## Exercise material
· · · · ·

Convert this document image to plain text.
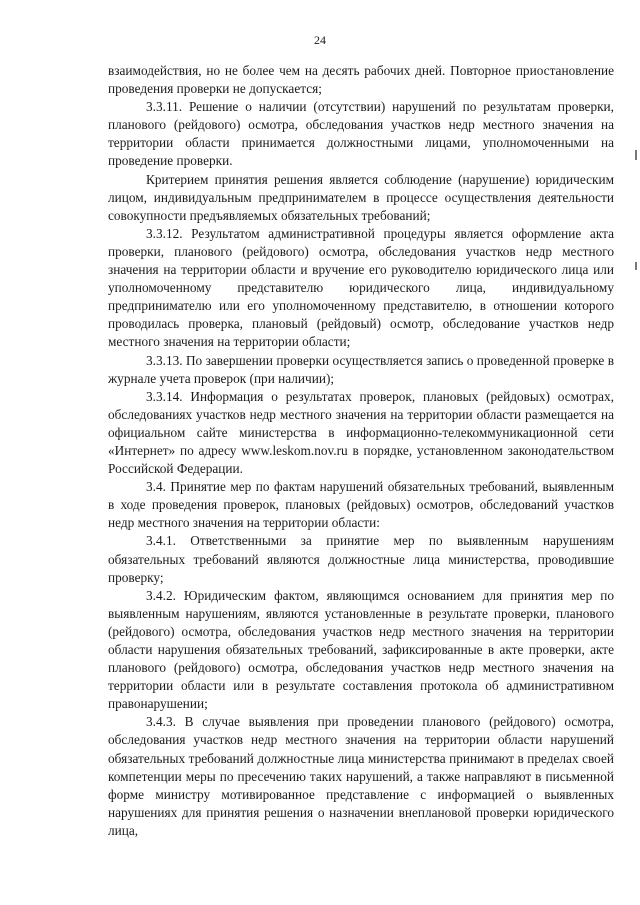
24

взаимодействия, но не более чем на десять рабочих дней. Повторное приостановление проведения проверки не допускается;

3.3.11. Решение о наличии (отсутствии) нарушений по результатам проверки, планового (рейдового) осмотра, обследования участков недр местного значения на территории области принимается должностными лицами, уполномоченными на проведение проверки.

Критерием принятия решения является соблюдение (нарушение) юридическим лицом, индивидуальным предпринимателем в процессе осуществления деятельности совокупности предъявляемых обязательных требований;

3.3.12. Результатом административной процедуры является оформление акта проверки, планового (рейдового) осмотра, обследования участков недр местного значения на территории области и вручение его руководителю юридического лица или уполномоченному представителю юридического лица, индивидуальному предпринимателю или его уполномоченному представителю, в отношении которого проводилась проверка, плановый (рейдовый) осмотр, обследование участков недр местного значения на территории области;

3.3.13. По завершении проверки осуществляется запись о проведенной проверке в журнале учета проверок (при наличии);

3.3.14. Информация о результатах проверок, плановых (рейдовых) осмотрах, обследованиях участков недр местного значения на территории области размещается на официальном сайте министерства в информационно-телекоммуникационной сети «Интернет» по адресу www.leskom.nov.ru в порядке, установленном законодательством Российской Федерации.

3.4. Принятие мер по фактам нарушений обязательных требований, выявленным в ходе проведения проверок, плановых (рейдовых) осмотров, обследований участков недр местного значения на территории области:

3.4.1. Ответственными за принятие мер по выявленным нарушениям обязательных требований являются должностные лица министерства, проводившие проверку;

3.4.2. Юридическим фактом, являющимся основанием для принятия мер по выявленным нарушениям, являются установленные в результате проверки, планового (рейдового) осмотра, обследования участков недр местного значения на территории области нарушения обязательных требований, зафиксированные в акте проверки, акте планового (рейдового) осмотра, обследования участков недр местного значения на территории области или в результате составления протокола об административном правонарушении;

3.4.3. В случае выявления при проведении планового (рейдового) осмотра, обследования участков недр местного значения на территории области нарушений обязательных требований должностные лица министерства принимают в пределах своей компетенции меры по пресечению таких нарушений, а также направляют в письменной форме министру мотивированное представление с информацией о выявленных нарушениях для принятия решения о назначении внеплановой проверки юридического лица,
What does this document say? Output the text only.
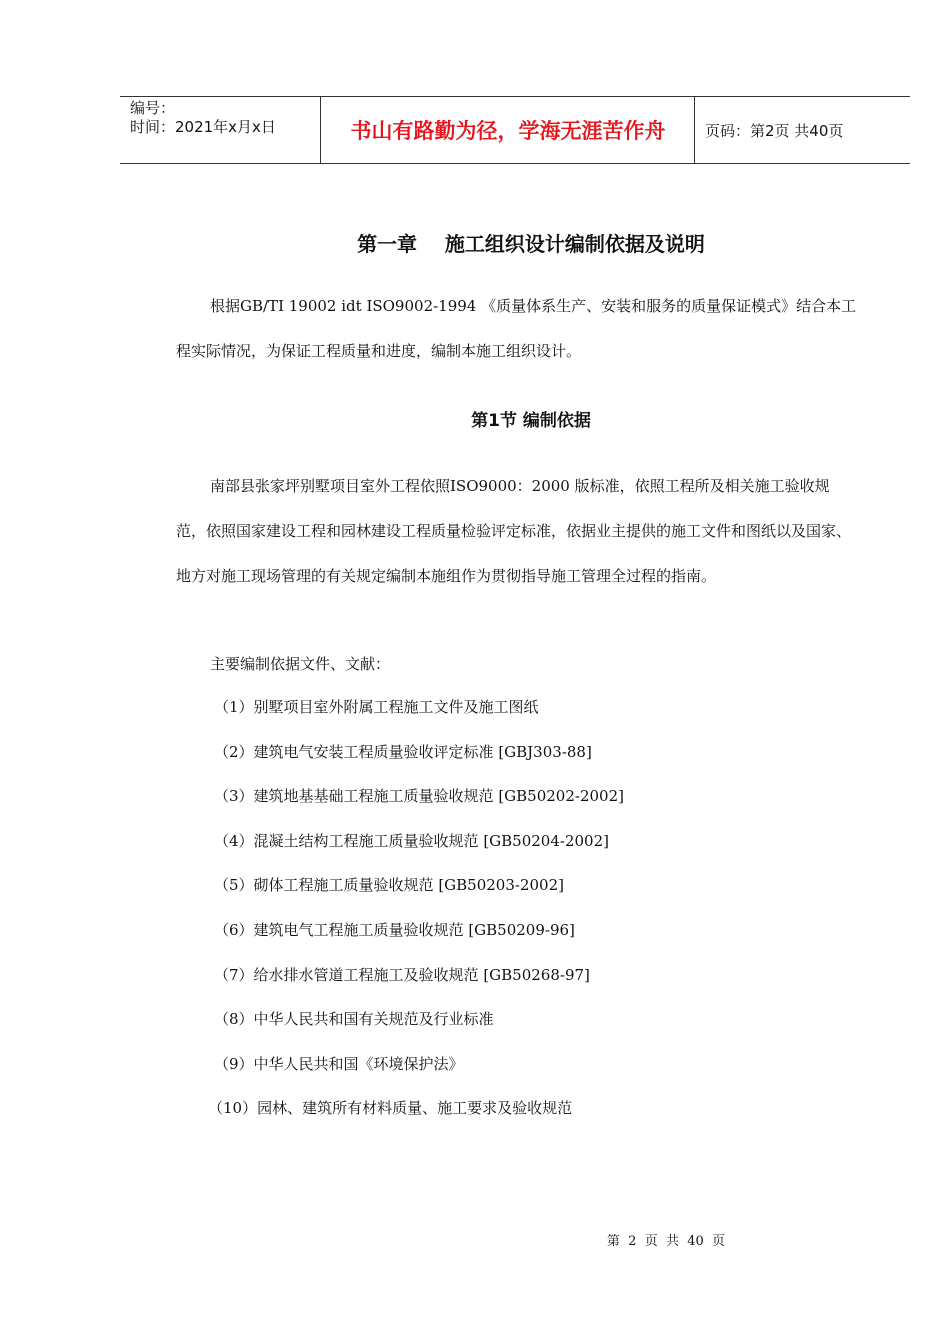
编号：
时间：2021年x月x日	书山有路勤为径，学海无涯苦作舟	页码：第2页 共40页
第一章    施工组织设计编制依据及说明

根据GB/TI 19002 idt ISO9002-1994 《质量体系生产、安装和服务的质量保证模式》结合本工程实际情况，为保证工程质量和进度，编制本施工组织设计。

第1节 编制依据

南部县张家坪别墅项目室外工程依照ISO9000：2000 版标准，依照工程所及相关施工验收规范，依照国家建设工程和园林建设工程质量检验评定标准，依据业主提供的施工文件和图纸以及国家、地方对施工现场管理的有关规定编制本施组作为贯彻指导施工管理全过程的指南。

主要编制依据文件、文献：
（1）别墅项目室外附属工程施工文件及施工图纸
（2）建筑电气安装工程质量验收评定标准 [GBJ303-88]
（3）建筑地基基础工程施工质量验收规范 [GB50202-2002]
（4）混凝土结构工程施工质量验收规范 [GB50204-2002]
（5）砌体工程施工质量验收规范 [GB50203-2002]
（6）建筑电气工程施工质量验收规范 [GB50209-96]
（7）给水排水管道工程施工及验收规范 [GB50268-97]
（8）中华人民共和国有关规范及行业标准
（9）中华人民共和国《环境保护法》
（10）园林、建筑所有材料质量、施工要求及验收规范
第  2  页  共  40  页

· · · · ·

## Directions for this task
In the records above, find the lines containing "document" and copy them.

## Answer below
Convert this document image to plain text.
What does this document say? Output the text only.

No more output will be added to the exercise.